#### Recorded information
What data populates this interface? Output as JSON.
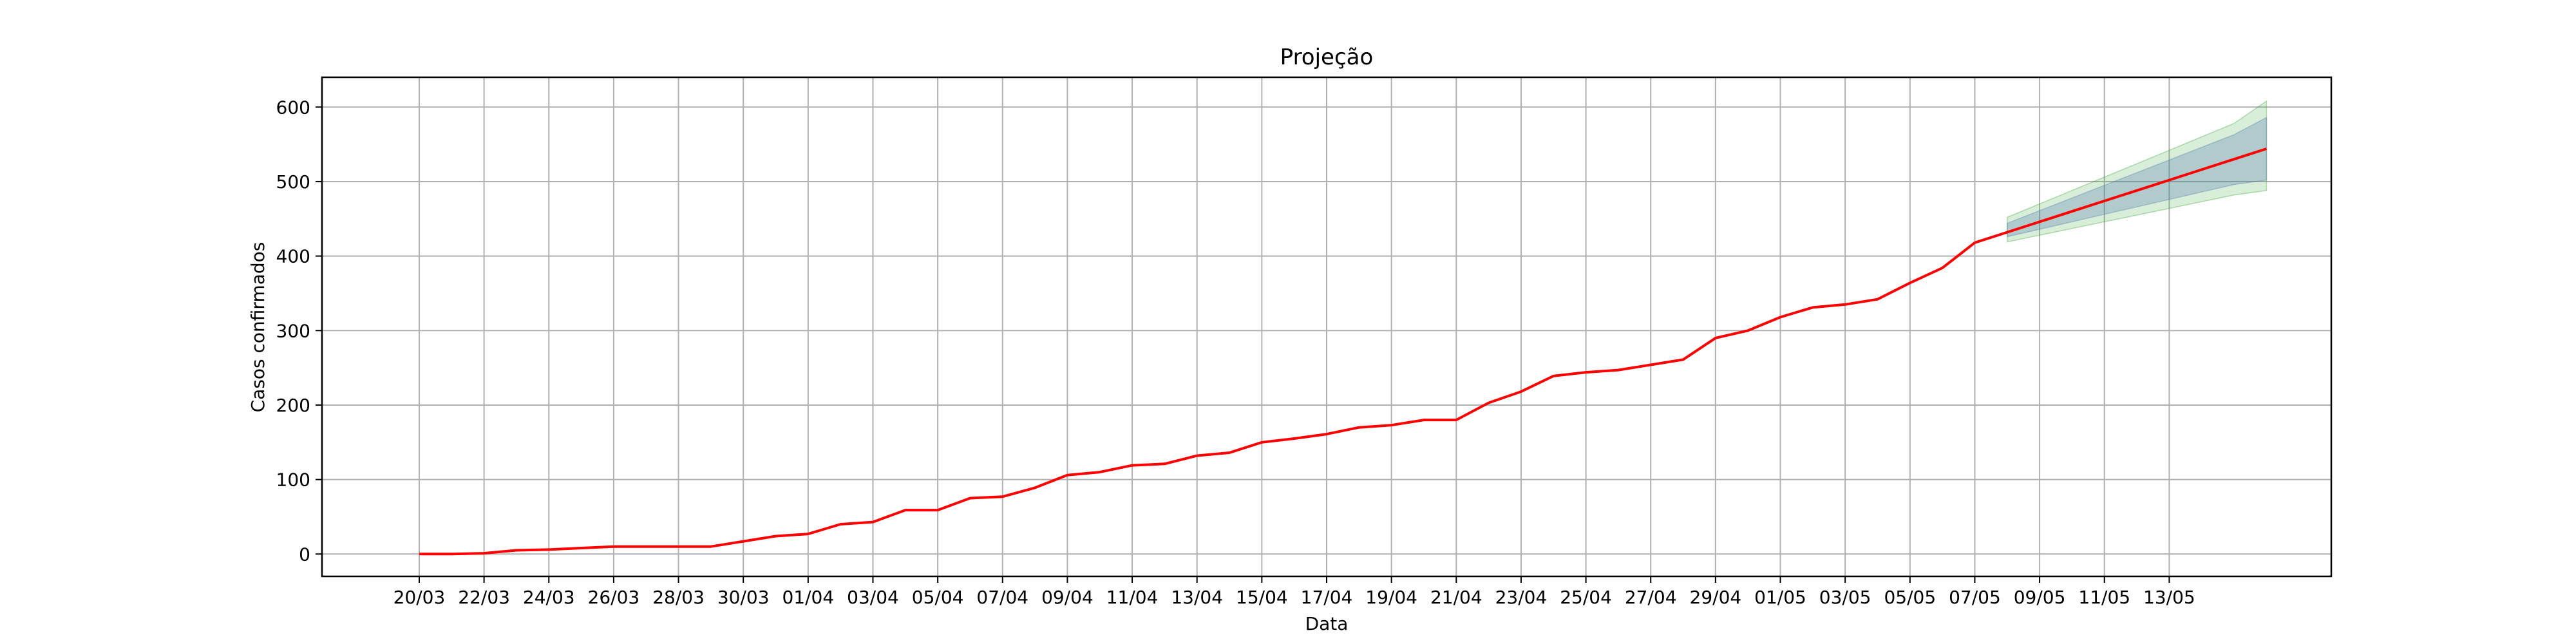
{
  "chart_data": {
    "type": "line",
    "title": "Projeção",
    "xlabel": "Data",
    "ylabel": "Casos confirmados",
    "grid": true,
    "colors": {
      "line": "#ff0000",
      "band_inner": "#4c72b0",
      "band_outer": "#2ca02c",
      "grid": "#b0b0b0",
      "axes": "#000000"
    },
    "ylim": [
      -30,
      640
    ],
    "yticks": [
      0,
      100,
      200,
      300,
      400,
      500,
      600
    ],
    "x_dates": [
      "20/03",
      "21/03",
      "22/03",
      "23/03",
      "24/03",
      "25/03",
      "26/03",
      "27/03",
      "28/03",
      "29/03",
      "30/03",
      "31/03",
      "01/04",
      "02/04",
      "03/04",
      "04/04",
      "05/04",
      "06/04",
      "07/04",
      "08/04",
      "09/04",
      "10/04",
      "11/04",
      "12/04",
      "13/04",
      "14/04",
      "15/04",
      "16/04",
      "17/04",
      "18/04",
      "19/04",
      "20/04",
      "21/04",
      "22/04",
      "23/04",
      "24/04",
      "25/04",
      "26/04",
      "27/04",
      "28/04",
      "29/04",
      "30/04",
      "01/05",
      "02/05",
      "03/05",
      "04/05",
      "05/05",
      "06/05",
      "07/05",
      "08/05",
      "09/05",
      "10/05",
      "11/05",
      "12/05",
      "13/05",
      "14/05"
    ],
    "xticks": [
      "20/03",
      "22/03",
      "24/03",
      "26/03",
      "28/03",
      "30/03",
      "01/04",
      "03/04",
      "05/04",
      "07/04",
      "09/04",
      "11/04",
      "13/04",
      "15/04",
      "17/04",
      "19/04",
      "21/04",
      "23/04",
      "25/04",
      "27/04",
      "29/04",
      "01/05",
      "03/05",
      "05/05",
      "07/05",
      "09/05",
      "11/05",
      "13/05"
    ],
    "xlim_dates": [
      "17/03",
      "18/05"
    ],
    "series": [
      {
        "values": [
          0,
          0,
          1,
          5,
          6,
          8,
          10,
          10,
          10,
          10,
          17,
          24,
          27,
          40,
          43,
          59,
          59,
          75,
          77,
          89,
          106,
          110,
          119,
          121,
          132,
          136,
          150,
          155,
          161,
          170,
          173,
          180,
          180,
          203,
          218,
          239,
          244,
          247,
          254,
          261,
          290,
          300,
          318,
          331,
          335,
          342,
          364,
          384,
          418
        ]
      },
      {
        "values": [
          418,
          432,
          446,
          460,
          474,
          488,
          502,
          516,
          530,
          544
        ],
        "start_date": "07/05"
      }
    ],
    "bands": [
      {
        "start_date": "08/05",
        "lower": [
          419,
          428,
          437,
          446,
          455,
          464,
          473,
          482,
          488
        ],
        "upper": [
          452,
          470,
          488,
          506,
          524,
          542,
          560,
          578,
          608
        ]
      },
      {
        "start_date": "08/05",
        "lower": [
          426,
          436,
          446,
          456,
          466,
          476,
          486,
          496,
          502
        ],
        "upper": [
          444,
          461,
          478,
          495,
          512,
          529,
          546,
          563,
          586
        ]
      }
    ]
  }
}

#### Stated task
Copy out all the data exactly; skip the pictures.

#### Full solution
What data populates this interface? Output as JSON.
{
  "chart_data": {
    "type": "line",
    "title": "Projeção",
    "xlabel": "Data",
    "ylabel": "Casos confirmados",
    "grid": true,
    "colors": {
      "line": "#ff0000",
      "band_inner": "#4c72b0",
      "band_outer": "#2ca02c",
      "grid": "#b0b0b0",
      "axes": "#000000"
    },
    "ylim": [
      -30,
      640
    ],
    "yticks": [
      0,
      100,
      200,
      300,
      400,
      500,
      600
    ],
    "x_dates": [
      "20/03",
      "21/03",
      "22/03",
      "23/03",
      "24/03",
      "25/03",
      "26/03",
      "27/03",
      "28/03",
      "29/03",
      "30/03",
      "31/03",
      "01/04",
      "02/04",
      "03/04",
      "04/04",
      "05/04",
      "06/04",
      "07/04",
      "08/04",
      "09/04",
      "10/04",
      "11/04",
      "12/04",
      "13/04",
      "14/04",
      "15/04",
      "16/04",
      "17/04",
      "18/04",
      "19/04",
      "20/04",
      "21/04",
      "22/04",
      "23/04",
      "24/04",
      "25/04",
      "26/04",
      "27/04",
      "28/04",
      "29/04",
      "30/04",
      "01/05",
      "02/05",
      "03/05",
      "04/05",
      "05/05",
      "06/05",
      "07/05",
      "08/05",
      "09/05",
      "10/05",
      "11/05",
      "12/05",
      "13/05",
      "14/05"
    ],
    "xticks": [
      "20/03",
      "22/03",
      "24/03",
      "26/03",
      "28/03",
      "30/03",
      "01/04",
      "03/04",
      "05/04",
      "07/04",
      "09/04",
      "11/04",
      "13/04",
      "15/04",
      "17/04",
      "19/04",
      "21/04",
      "23/04",
      "25/04",
      "27/04",
      "29/04",
      "01/05",
      "03/05",
      "05/05",
      "07/05",
      "09/05",
      "11/05",
      "13/05"
    ],
    "xlim_dates": [
      "17/03",
      "18/05"
    ],
    "series": [
      {
        "values": [
          0,
          0,
          1,
          5,
          6,
          8,
          10,
          10,
          10,
          10,
          17,
          24,
          27,
          40,
          43,
          59,
          59,
          75,
          77,
          89,
          106,
          110,
          119,
          121,
          132,
          136,
          150,
          155,
          161,
          170,
          173,
          180,
          180,
          203,
          218,
          239,
          244,
          247,
          254,
          261,
          290,
          300,
          318,
          331,
          335,
          342,
          364,
          384,
          418
        ]
      },
      {
        "values": [
          418,
          432,
          446,
          460,
          474,
          488,
          502,
          516,
          530,
          544
        ],
        "start_date": "07/05"
      }
    ],
    "bands": [
      {
        "start_date": "08/05",
        "lower": [
          419,
          428,
          437,
          446,
          455,
          464,
          473,
          482,
          488
        ],
        "upper": [
          452,
          470,
          488,
          506,
          524,
          542,
          560,
          578,
          608
        ]
      },
      {
        "start_date": "08/05",
        "lower": [
          426,
          436,
          446,
          456,
          466,
          476,
          486,
          496,
          502
        ],
        "upper": [
          444,
          461,
          478,
          495,
          512,
          529,
          546,
          563,
          586
        ]
      }
    ]
  }
}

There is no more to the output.